──────── Provided information ────────
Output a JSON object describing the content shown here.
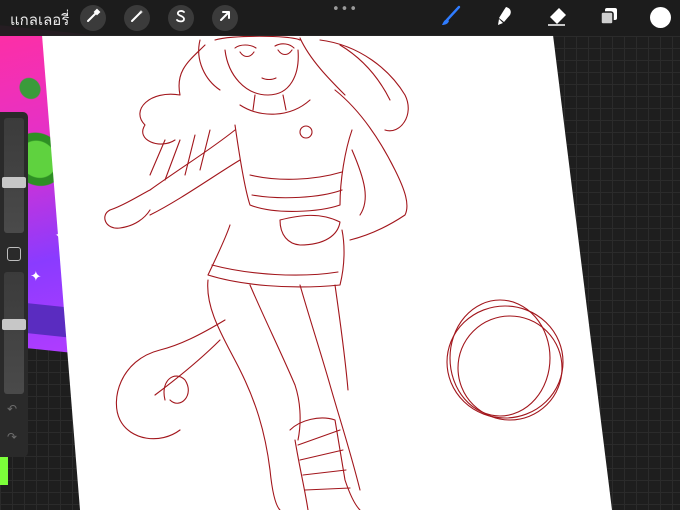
{
  "app": "Procreate",
  "topbar": {
    "gallery_label": "แกลเลอรี่",
    "left_tools": [
      {
        "name": "actions",
        "icon": "wrench-icon"
      },
      {
        "name": "adjustments",
        "icon": "magic-wand-icon"
      },
      {
        "name": "selection",
        "icon": "selection-s-icon"
      },
      {
        "name": "transform",
        "icon": "arrow-cursor-icon"
      }
    ],
    "more_label": "•••",
    "right_tools": [
      {
        "name": "brush",
        "icon": "brush-icon",
        "active": true
      },
      {
        "name": "smudge",
        "icon": "smudge-icon",
        "active": false
      },
      {
        "name": "eraser",
        "icon": "eraser-icon",
        "active": false
      },
      {
        "name": "layers",
        "icon": "layers-icon",
        "active": false
      }
    ],
    "current_color": "#ffffff",
    "active_tool_color": "#2f7cff"
  },
  "sidebar": {
    "brush_size_level": 0.43,
    "opacity_level": 0.58,
    "modify_button": "square-modify-icon",
    "undo_icon": "undo-icon",
    "redo_icon": "redo-icon"
  },
  "canvas": {
    "sketch_color": "#a2161c",
    "background": "#ffffff"
  }
}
────────
Retype every record above exactly as written, but leave out the pictures.

(Written solution)
Output a JSON object describing the content shown here.
{
  "app": "Procreate",
  "topbar": {
    "gallery_label": "แกลเลอรี่",
    "left_tools": [
      {
        "name": "actions",
        "icon": "wrench-icon"
      },
      {
        "name": "adjustments",
        "icon": "magic-wand-icon"
      },
      {
        "name": "selection",
        "icon": "selection-s-icon"
      },
      {
        "name": "transform",
        "icon": "arrow-cursor-icon"
      }
    ],
    "more_label": "•••",
    "right_tools": [
      {
        "name": "brush",
        "icon": "brush-icon",
        "active": true
      },
      {
        "name": "smudge",
        "icon": "smudge-icon",
        "active": false
      },
      {
        "name": "eraser",
        "icon": "eraser-icon",
        "active": false
      },
      {
        "name": "layers",
        "icon": "layers-icon",
        "active": false
      }
    ],
    "current_color": "#ffffff",
    "active_tool_color": "#2f7cff"
  },
  "sidebar": {
    "brush_size_level": 0.43,
    "opacity_level": 0.58,
    "modify_button": "square-modify-icon",
    "undo_icon": "undo-icon",
    "redo_icon": "redo-icon"
  },
  "canvas": {
    "sketch_color": "#a2161c",
    "background": "#ffffff"
  }
}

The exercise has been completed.